Durante la prima fase della pandemia, in aprile-maggio, il governo e il suo leader Giuseppe Conte godevano come sappiamo di ottima salute, al contrario ahimè di molti cittadini. Da un gradimento medio, se non mediocre, dei primi mesi dell’esecutivo giallo-rosso, si passò in breve tempo a indici di fiducia superlativi, prossimi al 65-70% di chi esprimeva un giudizio su di loro. La presenza rassicurante di un Presidente del Consiglio che pareva avere sotto controllo le principali decisioni da prendere, anche quelle più impopolari, portarono molti italiani a fidarsi di un’azione di governo che sarebbe riuscita di lì a poco a fermare l’infezione galoppante nel nostro paese, al contrario di quanto stava accadendo nei paesi limitrofi.
L’eccellente livello di gradimento è rimasto pressoché immutato per i mesi successivi, che hanno visto l’esecutivo positivamente impegnato a richiedere all’Europa i necessari fondi monetari per l’emergenza sanitaria, al di là della noiosa, per certi versi insensata, contesa sul Mes. Il contagio sembrava sotto controllo, le infezioni, nonostante qualche focolaio e qualche personaggio eccellente colpito, si mantenevano entro numerosità accattabili e non particolarmente allarmanti.
Poi, quasi all’improvviso, sebbene se ne parlasse da settimane, è accaduto ciò che molti si aspettavano, o temevano: la curva dei contagiati si è innalzata, i deceduti si sono moltiplicati, giorno dopo giorno, i ricoveri in terapia intensiva sono tornati ad essere molto simili a quanto accadeva nella primavera precedente. A scuole e uffici riaperti, con il trasporto pubblico spesso impossibilitato a far mantenere distanze di sicurezza, e con una comprensibile riduzione dell’attenzione da parte dei cittadini, le cose sono iniziate di nuovo a precipitare.

────

### ATTIVITÀ PROPOSTE
**A)** Secondo il brano, a quale percentuale si avvicinavano gli indici di fiducia nel governo durante la prima fase della pandemia?
**B)** Indica se ciascuna affermazione concorda con il brano, rispondendo sì o no e citando le parole decisive del testo.
(i) Il gradimento del governo è calato subito dopo aprile-maggio.
(ii) La contesa sul Mes viene definita noiosa.
(iii) I ricoveri in terapia intensiva sono tornati simili a quelli della primavera precedente.
Le voci non hanno alcun ruolo in questo esercizio.

### VOCI RIPORTATE
────

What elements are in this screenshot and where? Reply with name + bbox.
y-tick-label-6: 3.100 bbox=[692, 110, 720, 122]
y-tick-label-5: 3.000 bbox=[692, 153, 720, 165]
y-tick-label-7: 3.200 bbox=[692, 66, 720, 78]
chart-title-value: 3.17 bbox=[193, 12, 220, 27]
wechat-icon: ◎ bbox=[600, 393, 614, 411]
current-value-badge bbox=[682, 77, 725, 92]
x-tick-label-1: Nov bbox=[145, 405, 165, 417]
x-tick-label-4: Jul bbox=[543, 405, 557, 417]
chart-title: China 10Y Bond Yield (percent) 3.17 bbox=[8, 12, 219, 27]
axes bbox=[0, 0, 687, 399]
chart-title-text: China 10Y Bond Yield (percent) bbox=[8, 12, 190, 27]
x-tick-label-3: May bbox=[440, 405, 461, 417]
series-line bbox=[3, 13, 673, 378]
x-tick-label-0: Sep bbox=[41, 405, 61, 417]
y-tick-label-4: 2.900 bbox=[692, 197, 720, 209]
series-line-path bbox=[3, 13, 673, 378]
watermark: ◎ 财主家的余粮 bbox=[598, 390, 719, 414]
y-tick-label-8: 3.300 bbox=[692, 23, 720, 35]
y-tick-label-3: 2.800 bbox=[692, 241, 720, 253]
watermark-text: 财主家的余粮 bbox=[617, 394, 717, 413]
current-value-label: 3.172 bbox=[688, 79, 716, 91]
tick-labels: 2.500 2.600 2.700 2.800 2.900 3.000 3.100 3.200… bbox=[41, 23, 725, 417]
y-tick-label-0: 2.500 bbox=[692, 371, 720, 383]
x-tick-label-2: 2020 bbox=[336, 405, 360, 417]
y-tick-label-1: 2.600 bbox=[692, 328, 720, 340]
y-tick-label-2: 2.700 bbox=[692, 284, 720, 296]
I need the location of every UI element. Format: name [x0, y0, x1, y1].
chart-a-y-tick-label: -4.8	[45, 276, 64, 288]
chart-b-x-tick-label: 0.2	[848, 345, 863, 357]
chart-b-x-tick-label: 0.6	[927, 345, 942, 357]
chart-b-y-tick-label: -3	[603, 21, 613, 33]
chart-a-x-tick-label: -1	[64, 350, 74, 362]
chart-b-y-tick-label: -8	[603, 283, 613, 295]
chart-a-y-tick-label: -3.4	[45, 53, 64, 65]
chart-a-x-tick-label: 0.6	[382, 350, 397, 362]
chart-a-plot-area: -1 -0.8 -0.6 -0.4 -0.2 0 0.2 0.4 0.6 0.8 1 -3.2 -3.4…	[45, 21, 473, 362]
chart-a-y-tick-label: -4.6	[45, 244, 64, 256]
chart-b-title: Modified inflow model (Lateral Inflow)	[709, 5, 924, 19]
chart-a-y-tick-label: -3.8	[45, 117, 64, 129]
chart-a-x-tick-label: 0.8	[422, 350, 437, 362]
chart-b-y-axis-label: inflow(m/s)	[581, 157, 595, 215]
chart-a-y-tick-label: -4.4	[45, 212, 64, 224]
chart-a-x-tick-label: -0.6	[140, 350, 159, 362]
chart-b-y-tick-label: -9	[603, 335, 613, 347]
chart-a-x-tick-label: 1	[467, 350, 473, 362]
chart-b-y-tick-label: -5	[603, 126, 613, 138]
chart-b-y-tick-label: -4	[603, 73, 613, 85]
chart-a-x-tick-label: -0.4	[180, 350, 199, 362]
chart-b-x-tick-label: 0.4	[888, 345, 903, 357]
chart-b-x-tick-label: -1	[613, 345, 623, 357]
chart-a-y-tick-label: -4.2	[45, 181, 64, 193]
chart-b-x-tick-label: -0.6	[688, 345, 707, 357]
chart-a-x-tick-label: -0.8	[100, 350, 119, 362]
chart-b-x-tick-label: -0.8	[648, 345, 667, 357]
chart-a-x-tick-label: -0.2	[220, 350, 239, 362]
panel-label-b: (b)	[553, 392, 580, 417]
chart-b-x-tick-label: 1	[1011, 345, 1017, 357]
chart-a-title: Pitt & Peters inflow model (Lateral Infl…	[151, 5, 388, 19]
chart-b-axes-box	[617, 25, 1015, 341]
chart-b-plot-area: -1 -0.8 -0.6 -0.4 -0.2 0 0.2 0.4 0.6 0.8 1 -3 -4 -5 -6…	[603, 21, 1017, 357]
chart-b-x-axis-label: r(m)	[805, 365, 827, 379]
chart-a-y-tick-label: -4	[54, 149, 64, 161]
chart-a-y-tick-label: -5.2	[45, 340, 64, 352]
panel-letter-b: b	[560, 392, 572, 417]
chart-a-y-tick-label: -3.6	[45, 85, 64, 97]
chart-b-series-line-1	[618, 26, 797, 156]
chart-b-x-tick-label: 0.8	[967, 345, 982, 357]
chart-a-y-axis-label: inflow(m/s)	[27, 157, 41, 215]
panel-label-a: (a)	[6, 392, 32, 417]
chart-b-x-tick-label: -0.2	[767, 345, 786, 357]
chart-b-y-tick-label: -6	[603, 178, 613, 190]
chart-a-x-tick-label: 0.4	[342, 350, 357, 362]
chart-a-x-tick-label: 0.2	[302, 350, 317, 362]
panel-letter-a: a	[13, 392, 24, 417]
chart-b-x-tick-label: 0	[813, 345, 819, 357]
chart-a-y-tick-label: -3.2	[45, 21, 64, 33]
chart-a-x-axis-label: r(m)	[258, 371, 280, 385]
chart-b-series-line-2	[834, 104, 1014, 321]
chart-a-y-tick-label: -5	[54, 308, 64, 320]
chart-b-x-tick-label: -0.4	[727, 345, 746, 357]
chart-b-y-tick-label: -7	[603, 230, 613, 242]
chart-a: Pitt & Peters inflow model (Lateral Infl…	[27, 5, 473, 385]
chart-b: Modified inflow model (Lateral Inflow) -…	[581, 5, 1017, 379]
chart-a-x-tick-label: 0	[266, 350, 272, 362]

────

### SOLUZIONI DELL ESERCIZIO
**A)** Erano prossimi al 65-70% di chi esprimeva un giudizio sul governo.

**B)**
(i) No: "L’eccellente livello di gradimento è rimasto pressoché immutato per i mesi successivi".
(ii) Sì: "al di là della noiosa, per certi versi insensata, contesa sul Mes".
(iii) Sì: "i ricoveri in terapia intensiva sono tornati ad essere molto simili a quanto accadeva nella primavera precedente".